## TEXT SHOWN
Help!! If you are already using PDFBox and have an issue with PDFBox and cannot find answers, you can ask the wider PDFBox community (including developers) through the official PDFBox mailing list. You will have to join the mailing list as replies are sent only to users of the mailing list. To join visit http://pdfbox.apache.org/mailinglists.html. Second, post your queries through the mailing list. Note that replies are usually sent to only users of the mailing list - this means that if you are not part of the mailing list, your query would have been answered and sent to all users on the mailing list except you! By joining the mailing list you also get to view solutions to problems others are facing. All queries and replies to queries are to be sent to the mailing list and not directly to developers.

## ENTRIES SHOWN
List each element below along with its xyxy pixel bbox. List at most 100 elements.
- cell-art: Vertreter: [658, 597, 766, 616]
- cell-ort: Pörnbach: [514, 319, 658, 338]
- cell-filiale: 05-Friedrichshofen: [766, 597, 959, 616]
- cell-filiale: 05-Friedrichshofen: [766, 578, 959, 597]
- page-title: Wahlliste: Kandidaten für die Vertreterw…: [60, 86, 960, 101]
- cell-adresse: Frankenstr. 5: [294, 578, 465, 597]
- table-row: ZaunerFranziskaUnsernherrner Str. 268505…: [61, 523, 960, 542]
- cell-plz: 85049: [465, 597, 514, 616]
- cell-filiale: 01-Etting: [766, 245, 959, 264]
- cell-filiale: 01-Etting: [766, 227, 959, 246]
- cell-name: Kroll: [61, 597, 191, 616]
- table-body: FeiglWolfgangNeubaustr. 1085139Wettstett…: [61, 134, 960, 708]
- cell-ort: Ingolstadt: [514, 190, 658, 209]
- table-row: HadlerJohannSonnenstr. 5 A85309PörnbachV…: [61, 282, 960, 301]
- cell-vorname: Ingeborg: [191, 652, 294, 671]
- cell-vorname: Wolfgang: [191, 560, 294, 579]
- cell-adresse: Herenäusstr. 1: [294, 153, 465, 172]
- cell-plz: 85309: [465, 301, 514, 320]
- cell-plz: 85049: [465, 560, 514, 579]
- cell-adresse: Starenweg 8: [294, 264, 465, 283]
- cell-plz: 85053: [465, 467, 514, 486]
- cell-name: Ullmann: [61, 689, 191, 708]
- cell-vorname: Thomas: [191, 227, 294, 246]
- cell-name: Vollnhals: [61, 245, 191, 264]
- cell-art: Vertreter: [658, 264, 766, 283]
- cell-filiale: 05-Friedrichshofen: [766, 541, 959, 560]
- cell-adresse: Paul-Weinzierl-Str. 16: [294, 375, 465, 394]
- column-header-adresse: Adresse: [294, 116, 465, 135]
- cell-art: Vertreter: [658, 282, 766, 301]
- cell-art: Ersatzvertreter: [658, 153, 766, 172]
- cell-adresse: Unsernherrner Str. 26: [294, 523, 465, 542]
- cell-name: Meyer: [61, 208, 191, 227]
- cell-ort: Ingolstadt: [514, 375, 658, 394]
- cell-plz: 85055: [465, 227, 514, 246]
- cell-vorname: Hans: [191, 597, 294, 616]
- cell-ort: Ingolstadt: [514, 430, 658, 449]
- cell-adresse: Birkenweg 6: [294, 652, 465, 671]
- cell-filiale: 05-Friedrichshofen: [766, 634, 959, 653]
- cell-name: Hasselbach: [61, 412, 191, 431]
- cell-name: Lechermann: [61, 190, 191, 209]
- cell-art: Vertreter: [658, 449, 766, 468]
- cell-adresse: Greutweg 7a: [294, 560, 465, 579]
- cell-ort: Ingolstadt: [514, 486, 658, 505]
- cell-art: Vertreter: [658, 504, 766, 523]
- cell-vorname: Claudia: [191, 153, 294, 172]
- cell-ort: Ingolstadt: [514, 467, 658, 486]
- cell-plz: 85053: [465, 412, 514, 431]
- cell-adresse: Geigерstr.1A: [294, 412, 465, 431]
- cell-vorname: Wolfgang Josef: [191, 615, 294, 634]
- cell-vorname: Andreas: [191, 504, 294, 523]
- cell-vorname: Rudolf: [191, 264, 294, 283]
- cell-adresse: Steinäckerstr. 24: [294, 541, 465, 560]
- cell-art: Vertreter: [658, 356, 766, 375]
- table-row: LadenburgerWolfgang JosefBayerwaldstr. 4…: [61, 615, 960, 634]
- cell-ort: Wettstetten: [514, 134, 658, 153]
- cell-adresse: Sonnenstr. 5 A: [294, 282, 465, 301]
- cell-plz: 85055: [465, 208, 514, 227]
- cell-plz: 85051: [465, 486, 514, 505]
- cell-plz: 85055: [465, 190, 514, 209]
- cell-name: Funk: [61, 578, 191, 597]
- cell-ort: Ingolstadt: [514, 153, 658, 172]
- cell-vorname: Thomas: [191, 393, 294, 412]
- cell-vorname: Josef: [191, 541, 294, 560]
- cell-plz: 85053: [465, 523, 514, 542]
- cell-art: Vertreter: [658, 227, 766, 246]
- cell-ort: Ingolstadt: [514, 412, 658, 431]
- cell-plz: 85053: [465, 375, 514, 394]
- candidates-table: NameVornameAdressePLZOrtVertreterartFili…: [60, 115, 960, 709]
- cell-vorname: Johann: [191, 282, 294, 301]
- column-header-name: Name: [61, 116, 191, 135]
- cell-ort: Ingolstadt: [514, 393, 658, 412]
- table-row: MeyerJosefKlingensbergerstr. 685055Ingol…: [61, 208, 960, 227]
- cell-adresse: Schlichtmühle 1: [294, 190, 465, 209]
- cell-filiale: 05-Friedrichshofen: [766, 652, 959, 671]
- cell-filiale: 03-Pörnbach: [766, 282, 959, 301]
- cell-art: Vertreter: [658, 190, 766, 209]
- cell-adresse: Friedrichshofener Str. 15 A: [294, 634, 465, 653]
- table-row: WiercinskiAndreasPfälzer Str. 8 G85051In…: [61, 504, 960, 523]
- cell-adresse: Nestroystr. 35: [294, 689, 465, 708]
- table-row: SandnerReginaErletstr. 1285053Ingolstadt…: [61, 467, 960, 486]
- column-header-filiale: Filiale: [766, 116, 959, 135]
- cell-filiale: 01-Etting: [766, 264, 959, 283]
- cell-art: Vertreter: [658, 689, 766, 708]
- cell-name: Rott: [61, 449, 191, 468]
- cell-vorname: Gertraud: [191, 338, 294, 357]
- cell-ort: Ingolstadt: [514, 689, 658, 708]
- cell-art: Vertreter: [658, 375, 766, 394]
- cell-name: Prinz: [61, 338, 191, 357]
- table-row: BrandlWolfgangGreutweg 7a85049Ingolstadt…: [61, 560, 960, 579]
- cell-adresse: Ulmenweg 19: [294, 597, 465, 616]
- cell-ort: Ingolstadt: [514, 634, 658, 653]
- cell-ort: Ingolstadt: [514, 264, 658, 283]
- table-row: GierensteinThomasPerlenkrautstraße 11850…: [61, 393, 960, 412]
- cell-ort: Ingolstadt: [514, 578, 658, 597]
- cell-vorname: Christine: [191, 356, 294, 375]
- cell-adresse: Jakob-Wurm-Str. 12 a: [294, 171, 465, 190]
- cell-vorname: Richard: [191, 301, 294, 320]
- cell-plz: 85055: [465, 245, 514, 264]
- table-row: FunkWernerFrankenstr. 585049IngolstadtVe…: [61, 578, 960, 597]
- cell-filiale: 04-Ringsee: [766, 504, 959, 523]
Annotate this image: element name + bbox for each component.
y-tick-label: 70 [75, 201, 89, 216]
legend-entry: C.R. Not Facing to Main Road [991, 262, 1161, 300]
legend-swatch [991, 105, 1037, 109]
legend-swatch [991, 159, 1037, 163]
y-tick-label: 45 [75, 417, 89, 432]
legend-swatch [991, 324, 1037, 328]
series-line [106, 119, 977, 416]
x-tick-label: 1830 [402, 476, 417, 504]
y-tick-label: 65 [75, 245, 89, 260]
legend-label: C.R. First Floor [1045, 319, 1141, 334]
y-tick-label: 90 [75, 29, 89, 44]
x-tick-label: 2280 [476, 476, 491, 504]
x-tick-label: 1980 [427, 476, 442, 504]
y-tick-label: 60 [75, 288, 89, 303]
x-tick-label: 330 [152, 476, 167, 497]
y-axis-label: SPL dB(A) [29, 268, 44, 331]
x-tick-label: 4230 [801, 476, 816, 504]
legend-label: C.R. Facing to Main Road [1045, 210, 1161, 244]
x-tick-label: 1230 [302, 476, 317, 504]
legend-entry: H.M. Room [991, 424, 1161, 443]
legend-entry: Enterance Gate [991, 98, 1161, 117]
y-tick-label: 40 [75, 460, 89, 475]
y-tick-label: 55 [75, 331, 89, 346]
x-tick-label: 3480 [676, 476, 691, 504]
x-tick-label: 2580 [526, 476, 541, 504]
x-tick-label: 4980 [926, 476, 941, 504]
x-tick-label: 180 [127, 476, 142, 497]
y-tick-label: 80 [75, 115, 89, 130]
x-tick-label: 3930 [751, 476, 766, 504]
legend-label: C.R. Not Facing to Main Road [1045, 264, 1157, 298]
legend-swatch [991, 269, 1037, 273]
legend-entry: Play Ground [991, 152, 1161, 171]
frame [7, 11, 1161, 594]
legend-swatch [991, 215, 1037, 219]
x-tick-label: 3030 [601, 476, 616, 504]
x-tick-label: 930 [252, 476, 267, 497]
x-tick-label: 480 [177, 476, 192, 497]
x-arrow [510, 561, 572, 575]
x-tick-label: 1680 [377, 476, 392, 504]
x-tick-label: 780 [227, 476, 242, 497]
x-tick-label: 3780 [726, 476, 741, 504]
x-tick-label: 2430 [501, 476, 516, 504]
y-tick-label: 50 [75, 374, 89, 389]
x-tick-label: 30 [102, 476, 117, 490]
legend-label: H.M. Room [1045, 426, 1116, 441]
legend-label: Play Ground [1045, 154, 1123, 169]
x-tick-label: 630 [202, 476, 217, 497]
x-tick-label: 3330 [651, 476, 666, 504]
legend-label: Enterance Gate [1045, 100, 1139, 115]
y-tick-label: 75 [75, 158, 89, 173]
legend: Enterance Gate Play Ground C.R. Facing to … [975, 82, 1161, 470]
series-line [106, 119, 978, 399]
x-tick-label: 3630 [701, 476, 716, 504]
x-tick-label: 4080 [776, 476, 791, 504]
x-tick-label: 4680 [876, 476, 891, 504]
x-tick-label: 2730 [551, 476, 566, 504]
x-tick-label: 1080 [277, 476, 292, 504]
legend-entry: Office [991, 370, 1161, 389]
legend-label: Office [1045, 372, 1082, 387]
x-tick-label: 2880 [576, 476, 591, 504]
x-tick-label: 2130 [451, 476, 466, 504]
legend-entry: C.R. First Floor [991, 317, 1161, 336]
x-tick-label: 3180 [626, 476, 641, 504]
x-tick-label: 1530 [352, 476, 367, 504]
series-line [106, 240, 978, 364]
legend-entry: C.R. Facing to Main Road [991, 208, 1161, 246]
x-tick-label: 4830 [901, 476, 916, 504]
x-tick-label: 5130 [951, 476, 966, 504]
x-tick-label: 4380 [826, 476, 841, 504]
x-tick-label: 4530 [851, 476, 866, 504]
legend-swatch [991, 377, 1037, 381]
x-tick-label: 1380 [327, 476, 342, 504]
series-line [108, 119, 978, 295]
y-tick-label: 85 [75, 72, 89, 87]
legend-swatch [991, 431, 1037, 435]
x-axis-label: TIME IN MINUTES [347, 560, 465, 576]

## TASK A
What instructions does the PDFBox help text give a reader who has a PDFBox issue? List each one.
## TASK B
Can you continue the PDFBox mailing-list help text, picking up right after its final sentence?

## EXPECTED ANSWER A
- Join the official PDFBox mailing list.
- To join, visit http://pdfbox.apache.org/mailinglists.html.
- Post your queries through the mailing list.
- Send all queries and replies to the mailing list, not directly to developers.

## EXPECTED ANSWER B
1. Installing PDFBox:

Version 1.8.6

1. Download this jar file http://www.apache.org/dyn/closer.cgi/pdfbox/1.8.6/pdfbox-app-1.8.6.jar

This will take you to a webpage suggesting a site for your download. Download using that link.

2. Add this jar file with its full path to your CLASSPATH. Make sure your CLASSPATH has a .; added before your entry. Here is how a sample CLASSPATH entry may look like.

.;C:\Documents and Settings\user\My Documents\Downloads\pdfbox-app-1.8.6.jar

(Note: If you find it difficult to set the CLASSPATH refer to this page.)

3. You can now write your code. Further down are some sample code. Refer to the FAQs below if you have other problems.


Version 1.8.5

1. Download this jar file http://www.apache.org/dyn/closer.cgi/pdfbox/1.8.5/pdfbox-app-1.8.5.jar

This will take you to a webpage suggesting a site for your download. Download using that link.

2. Add this jar file with its full path to your CLASSPATH. Make sure your CLASSPATH has a .; added before your entry. Here is how a sample CLASSPATH entry may look like.

.;C:\Documents and Settings\user\My Documents\Downloads\pdfbox-app-1.8.5.jar

(Note: If you find it difficult to set the CLASSPATH refer to this page.)

3. You can now write your code. Further down this page are some sample code. Refer to the FAQs below if you have other problems.


(Go to the end of this page for instructions on installation of previous versions)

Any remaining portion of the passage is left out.